***** Dataset rows

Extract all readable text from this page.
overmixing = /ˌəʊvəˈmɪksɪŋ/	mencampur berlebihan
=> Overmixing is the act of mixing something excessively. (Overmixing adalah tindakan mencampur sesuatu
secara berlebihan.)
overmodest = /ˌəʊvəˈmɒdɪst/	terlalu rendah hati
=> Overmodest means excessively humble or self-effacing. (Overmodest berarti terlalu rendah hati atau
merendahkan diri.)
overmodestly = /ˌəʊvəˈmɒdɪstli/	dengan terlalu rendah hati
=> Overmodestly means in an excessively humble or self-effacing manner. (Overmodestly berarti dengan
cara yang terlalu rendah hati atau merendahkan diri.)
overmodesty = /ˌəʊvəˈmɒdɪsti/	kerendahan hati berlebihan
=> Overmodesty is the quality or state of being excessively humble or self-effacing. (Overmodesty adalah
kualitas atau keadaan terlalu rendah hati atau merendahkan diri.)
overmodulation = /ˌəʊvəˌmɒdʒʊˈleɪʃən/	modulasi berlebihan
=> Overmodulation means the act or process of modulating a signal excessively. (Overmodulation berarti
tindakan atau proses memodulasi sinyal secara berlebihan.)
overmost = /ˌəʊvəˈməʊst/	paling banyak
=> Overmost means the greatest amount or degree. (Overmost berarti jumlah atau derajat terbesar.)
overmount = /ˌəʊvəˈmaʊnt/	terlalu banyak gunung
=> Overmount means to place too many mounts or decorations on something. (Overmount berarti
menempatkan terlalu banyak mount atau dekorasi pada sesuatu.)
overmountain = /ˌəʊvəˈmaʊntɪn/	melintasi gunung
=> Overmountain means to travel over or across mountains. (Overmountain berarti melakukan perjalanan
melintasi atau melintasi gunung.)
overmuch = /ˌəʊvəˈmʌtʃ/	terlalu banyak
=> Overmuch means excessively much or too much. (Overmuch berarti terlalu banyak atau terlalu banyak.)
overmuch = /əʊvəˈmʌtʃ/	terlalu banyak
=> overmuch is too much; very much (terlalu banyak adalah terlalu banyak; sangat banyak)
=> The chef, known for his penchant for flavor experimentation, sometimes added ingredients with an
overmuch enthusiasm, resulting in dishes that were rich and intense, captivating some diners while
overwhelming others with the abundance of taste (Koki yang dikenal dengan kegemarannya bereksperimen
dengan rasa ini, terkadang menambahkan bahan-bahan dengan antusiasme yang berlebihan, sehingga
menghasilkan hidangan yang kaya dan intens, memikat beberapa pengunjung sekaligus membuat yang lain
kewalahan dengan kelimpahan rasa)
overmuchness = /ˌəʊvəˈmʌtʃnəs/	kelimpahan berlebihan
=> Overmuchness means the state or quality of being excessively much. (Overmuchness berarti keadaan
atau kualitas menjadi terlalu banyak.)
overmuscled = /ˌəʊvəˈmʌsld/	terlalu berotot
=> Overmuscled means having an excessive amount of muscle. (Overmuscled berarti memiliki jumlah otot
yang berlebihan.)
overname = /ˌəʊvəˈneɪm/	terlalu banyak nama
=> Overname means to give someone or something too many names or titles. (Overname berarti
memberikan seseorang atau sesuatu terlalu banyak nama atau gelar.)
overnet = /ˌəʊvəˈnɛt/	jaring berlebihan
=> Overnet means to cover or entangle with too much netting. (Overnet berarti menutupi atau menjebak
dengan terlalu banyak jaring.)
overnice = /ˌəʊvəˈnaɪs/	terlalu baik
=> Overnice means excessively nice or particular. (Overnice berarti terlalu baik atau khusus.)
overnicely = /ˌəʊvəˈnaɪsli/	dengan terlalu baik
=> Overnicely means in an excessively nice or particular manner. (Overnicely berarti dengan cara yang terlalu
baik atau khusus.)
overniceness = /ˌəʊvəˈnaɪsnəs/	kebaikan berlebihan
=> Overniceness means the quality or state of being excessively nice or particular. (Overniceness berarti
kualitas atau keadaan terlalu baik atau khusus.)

**********

## [Directive]
Check each line of the records for the word "kelimpahan" and extract those that contain it.

## [Solution to this exercise]
kewalahan dengan kelimpahan rasa)
overmuchness = /ˌəʊvəˈmʌtʃnəs/	kelimpahan berlebihan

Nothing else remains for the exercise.